### 抜粋した文章:
○ ○ ○

先日の放送大学で、萩原朔太郎、田中恭吉の授業を放映していた。講師は、木股知史氏であった。
朔太郎は、『月に吠える』(田中恭吉・画 1917刊)の著者で、詩人である。田中恭吉は、「月に吠える」の装丁を担当した版画家である。
「月に吠える」に集録された詩は、人間の肩から、竹が生えるという妄想的な感覚を謳っている。
竹が、何ものをもつきやぶってするどく育つ様を前に、詩人は、その強さを賛美しつつも、その生命力に恐れおののいている。
一方、竹が生えてしまった人間は、衰えていくとするイメージである。人の命のはかなさを憂いている。詩人は、ある時は竹になり、ある時は、人に戻る。
当時の挿絵入り詩集は、画文共鳴という言葉で説明されるそうだ。文学と美術、詩人と画家たちが協力し、意匠を凝らした書物が作られたことを指す。芸術家の親密な交流から創り出されたイメージが、大衆化とファッションになりはじめた時期であるとの解説があった。

○ ○ ○

### 項目一覧:
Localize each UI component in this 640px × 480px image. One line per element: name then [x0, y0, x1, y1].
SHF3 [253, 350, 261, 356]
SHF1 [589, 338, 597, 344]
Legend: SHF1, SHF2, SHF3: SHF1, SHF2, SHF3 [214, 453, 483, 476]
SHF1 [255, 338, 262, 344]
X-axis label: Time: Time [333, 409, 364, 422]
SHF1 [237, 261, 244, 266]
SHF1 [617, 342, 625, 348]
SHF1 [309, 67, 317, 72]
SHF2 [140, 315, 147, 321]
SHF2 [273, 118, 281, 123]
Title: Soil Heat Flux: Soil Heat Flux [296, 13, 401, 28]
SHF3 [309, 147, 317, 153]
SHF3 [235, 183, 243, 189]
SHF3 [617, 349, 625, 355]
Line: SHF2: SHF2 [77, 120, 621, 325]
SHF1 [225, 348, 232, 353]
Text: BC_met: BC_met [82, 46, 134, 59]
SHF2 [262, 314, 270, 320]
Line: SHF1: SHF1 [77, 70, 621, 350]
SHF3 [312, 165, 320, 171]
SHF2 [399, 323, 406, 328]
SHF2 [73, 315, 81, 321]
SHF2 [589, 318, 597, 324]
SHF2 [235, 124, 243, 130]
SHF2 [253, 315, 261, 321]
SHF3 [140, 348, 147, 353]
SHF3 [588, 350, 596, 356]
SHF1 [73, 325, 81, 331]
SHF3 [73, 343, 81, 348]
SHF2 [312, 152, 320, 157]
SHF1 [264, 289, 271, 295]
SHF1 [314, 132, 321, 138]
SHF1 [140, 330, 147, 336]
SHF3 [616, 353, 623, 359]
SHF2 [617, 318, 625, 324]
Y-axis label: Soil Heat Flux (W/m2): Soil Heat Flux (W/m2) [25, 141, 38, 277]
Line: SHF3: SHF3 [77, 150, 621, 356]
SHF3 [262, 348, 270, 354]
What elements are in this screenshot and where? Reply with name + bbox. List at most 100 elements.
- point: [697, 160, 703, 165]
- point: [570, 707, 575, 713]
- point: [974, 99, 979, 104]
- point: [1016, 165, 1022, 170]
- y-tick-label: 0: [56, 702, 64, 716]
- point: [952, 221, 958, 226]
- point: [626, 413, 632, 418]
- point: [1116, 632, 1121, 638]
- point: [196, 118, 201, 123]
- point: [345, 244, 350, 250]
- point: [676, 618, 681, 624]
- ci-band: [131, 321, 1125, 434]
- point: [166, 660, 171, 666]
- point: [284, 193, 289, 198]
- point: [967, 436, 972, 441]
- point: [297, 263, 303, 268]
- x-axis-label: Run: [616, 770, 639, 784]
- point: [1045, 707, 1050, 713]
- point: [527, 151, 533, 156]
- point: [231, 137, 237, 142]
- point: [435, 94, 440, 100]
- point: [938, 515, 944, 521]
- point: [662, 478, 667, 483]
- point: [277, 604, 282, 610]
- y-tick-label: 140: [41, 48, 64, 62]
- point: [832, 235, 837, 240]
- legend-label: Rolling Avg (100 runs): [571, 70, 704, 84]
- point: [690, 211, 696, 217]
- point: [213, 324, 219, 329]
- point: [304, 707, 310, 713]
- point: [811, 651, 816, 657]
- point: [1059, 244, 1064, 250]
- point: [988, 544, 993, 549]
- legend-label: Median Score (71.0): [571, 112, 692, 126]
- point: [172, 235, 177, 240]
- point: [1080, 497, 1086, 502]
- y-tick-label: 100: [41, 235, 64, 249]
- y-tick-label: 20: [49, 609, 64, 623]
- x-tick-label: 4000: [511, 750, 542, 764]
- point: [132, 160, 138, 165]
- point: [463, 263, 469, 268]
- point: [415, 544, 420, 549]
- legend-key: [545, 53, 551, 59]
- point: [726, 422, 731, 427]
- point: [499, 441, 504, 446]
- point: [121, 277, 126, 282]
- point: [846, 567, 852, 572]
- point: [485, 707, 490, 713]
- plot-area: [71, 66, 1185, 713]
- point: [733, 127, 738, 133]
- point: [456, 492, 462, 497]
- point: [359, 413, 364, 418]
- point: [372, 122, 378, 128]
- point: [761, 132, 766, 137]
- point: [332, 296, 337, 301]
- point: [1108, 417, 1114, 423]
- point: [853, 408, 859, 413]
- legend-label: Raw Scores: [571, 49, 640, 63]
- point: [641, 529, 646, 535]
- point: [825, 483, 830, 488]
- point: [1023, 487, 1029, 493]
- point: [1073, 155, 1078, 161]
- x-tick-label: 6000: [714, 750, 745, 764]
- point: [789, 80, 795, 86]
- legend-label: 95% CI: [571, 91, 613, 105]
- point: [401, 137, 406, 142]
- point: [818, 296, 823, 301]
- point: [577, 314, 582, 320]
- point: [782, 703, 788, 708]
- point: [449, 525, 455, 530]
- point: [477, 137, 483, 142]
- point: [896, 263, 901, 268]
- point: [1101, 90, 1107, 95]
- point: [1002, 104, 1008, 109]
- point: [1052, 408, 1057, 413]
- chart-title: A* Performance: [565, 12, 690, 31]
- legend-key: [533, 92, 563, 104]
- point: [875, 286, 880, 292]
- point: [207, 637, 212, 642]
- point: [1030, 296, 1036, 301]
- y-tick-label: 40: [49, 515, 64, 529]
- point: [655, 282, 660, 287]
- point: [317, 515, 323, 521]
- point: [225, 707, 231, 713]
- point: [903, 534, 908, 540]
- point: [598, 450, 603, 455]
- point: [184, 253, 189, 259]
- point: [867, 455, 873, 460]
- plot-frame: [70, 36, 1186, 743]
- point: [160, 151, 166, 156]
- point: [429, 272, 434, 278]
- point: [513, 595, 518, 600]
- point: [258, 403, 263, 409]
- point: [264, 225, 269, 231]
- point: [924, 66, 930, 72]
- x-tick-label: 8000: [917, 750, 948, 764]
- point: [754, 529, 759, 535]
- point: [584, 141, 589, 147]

○ ○ ○

### やること:
a – 「月に吠える」の文章を、「先日の放送大学で、萩原朔太郎」から「う妄想的な感覚を謳っている。」まで全部、そのまま書き写してください。
b – 「月に吠える」の文章の続きを書いてください。

### 答え:
a –
先日の放送大学で、萩原朔太郎、田中恭吉の授業を放映していた。講師は、木股知史氏であった。
朔太郎は、『月に吠える』(田中恭吉・画 1917刊)の著者で、詩人である。田中恭吉は、「月に吠える」の装丁を担当した版画家である。
「月に吠える」に集録された詩は、人間の肩から、竹が生えるという妄想的な感覚を謳っている。

b –
しかし、その耽美的な暗さは、作家たちがかかえた病気である結核の影響が大きそうだと、私は感じる。
なにしろ、結核は、日本の国民のほぼ全員が感染していた。
結核は、肺結核が有名であるが、地球上の最強の細菌であり、人の体内のどこでも結核菌は増殖する。
少し病気が良くなっても、又、すぐ悪くなるといった症状を繰り返す。症状が軽快して病む人が希望を持てば、すぐ悪化して、その希望から突き落とす。病む人の心を何度も踏みにじっていく。
発熱し、免疫反応が高まり、脳が影響を受ける。逃げ場のない苦痛は、妄想を呼ぶ。病む脳は、現実でないものを恐ろしげに再現することが得意だ。結核に感染した若い才能あふれる人たちは、逃げ場のない苦痛を克服すべく、文学として昇華させたのだろうか?病気に負けたくない!と、混乱する心が謳われる。
萩原朔太郎の『月に吠える』の詩集には、田中恭吉・版画による夜のサボテンがある。
田中恭吉による死体から植物が生える画のイメージである。
田中恭吉は、なんと23歳で結核で死亡している。
弱って行く体と、勢いつく植物を対比させて、気持ちが乱れてコントロールできない心の状態を描いているのかもしれない。いづれにしろ、見る人の心情によっていろいろに考えることのできる芸術作品である。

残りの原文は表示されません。